Count every line below in which "determined" occurs, then give only the count.
* START Exercise inputs *
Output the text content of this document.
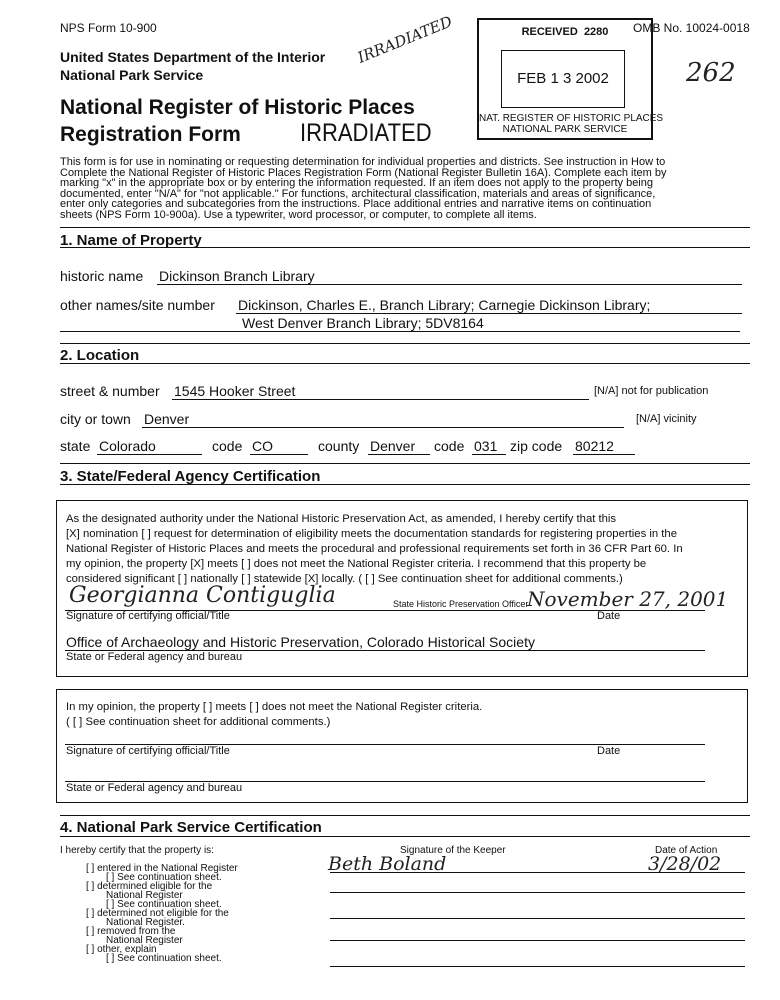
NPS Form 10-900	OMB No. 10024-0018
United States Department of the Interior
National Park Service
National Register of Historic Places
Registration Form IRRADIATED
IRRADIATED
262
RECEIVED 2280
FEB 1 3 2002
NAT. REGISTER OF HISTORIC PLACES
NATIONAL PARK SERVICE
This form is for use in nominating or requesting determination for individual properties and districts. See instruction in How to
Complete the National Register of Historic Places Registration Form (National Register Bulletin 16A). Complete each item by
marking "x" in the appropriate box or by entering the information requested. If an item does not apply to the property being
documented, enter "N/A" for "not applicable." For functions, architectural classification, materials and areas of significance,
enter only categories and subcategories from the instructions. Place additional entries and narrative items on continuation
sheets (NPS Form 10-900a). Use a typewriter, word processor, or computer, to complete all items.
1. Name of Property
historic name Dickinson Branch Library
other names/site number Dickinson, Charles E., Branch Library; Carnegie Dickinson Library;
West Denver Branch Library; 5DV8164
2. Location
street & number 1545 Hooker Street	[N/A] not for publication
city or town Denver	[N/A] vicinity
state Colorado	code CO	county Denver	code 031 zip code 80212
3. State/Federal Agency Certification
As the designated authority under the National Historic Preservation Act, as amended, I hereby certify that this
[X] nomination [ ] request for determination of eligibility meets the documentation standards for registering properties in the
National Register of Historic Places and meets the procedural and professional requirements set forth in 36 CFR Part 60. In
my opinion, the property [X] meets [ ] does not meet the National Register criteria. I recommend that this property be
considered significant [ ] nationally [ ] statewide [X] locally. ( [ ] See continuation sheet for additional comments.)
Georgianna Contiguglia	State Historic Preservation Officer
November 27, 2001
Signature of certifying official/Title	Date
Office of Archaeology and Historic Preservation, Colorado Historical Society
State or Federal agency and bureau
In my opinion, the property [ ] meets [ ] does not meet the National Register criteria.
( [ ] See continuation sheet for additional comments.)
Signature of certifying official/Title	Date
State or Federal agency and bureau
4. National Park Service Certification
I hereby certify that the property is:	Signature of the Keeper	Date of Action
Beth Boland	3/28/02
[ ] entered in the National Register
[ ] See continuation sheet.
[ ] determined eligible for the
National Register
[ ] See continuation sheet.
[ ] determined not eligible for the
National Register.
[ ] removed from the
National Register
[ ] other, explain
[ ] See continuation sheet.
* END Exercise inputs *
* START Exercise inputs *
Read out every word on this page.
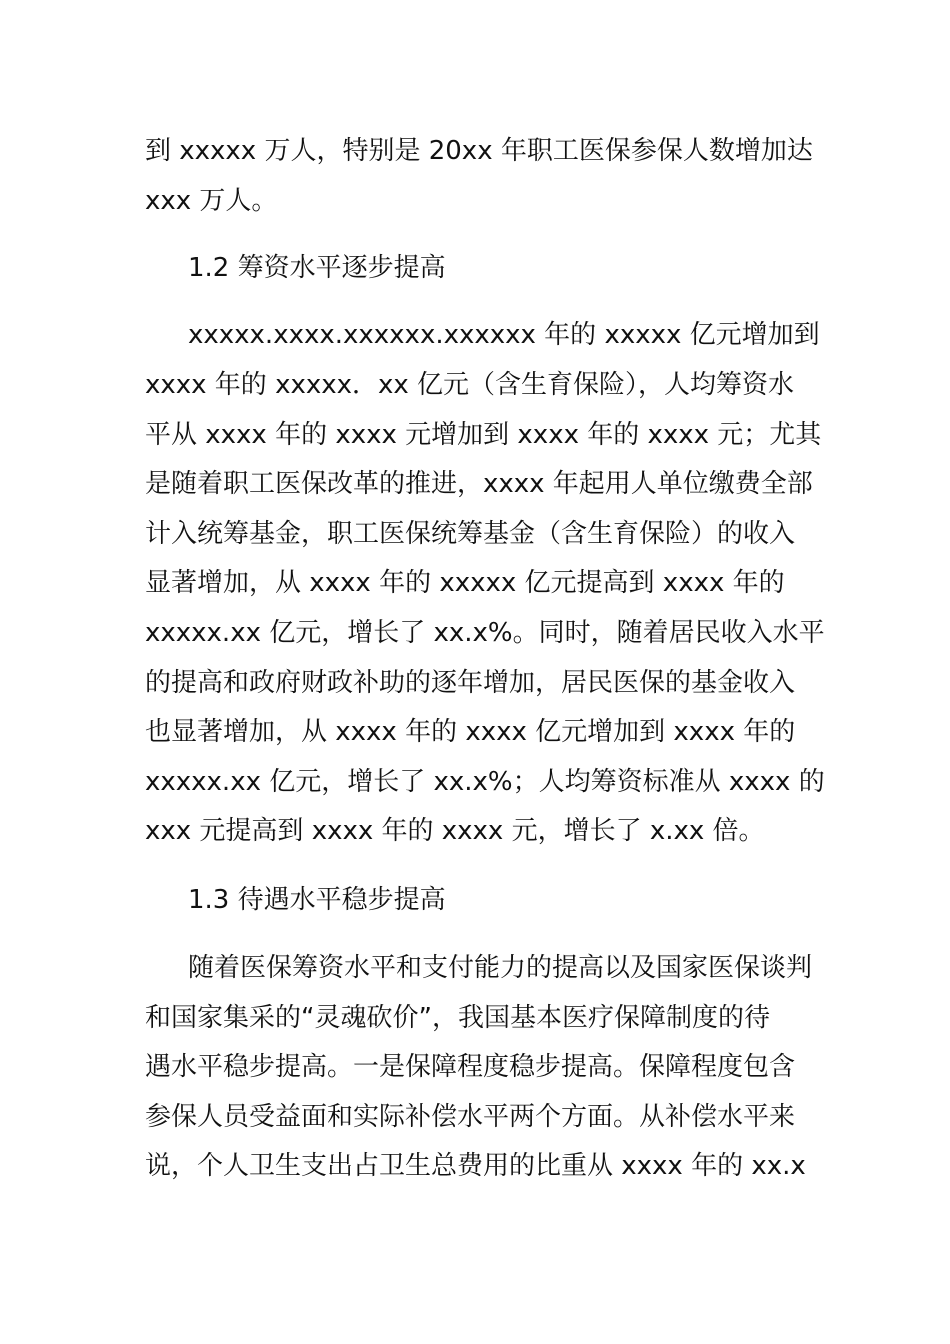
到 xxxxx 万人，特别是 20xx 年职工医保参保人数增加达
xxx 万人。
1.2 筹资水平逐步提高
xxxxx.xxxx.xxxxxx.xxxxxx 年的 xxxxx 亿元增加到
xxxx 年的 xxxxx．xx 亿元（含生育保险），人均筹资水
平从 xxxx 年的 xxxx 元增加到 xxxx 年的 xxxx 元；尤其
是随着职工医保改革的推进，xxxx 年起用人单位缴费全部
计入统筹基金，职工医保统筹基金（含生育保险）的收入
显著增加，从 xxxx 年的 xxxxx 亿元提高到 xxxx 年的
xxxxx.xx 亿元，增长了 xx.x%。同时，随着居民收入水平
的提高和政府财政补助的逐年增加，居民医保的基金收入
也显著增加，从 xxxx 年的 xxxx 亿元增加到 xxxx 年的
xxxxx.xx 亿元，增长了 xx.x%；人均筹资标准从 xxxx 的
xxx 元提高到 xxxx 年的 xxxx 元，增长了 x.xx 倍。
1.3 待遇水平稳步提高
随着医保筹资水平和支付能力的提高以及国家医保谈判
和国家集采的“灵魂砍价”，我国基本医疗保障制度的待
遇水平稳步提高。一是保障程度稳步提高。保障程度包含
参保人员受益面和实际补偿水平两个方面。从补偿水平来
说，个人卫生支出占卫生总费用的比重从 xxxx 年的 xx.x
* END Exercise inputs *
Solution for this task:
2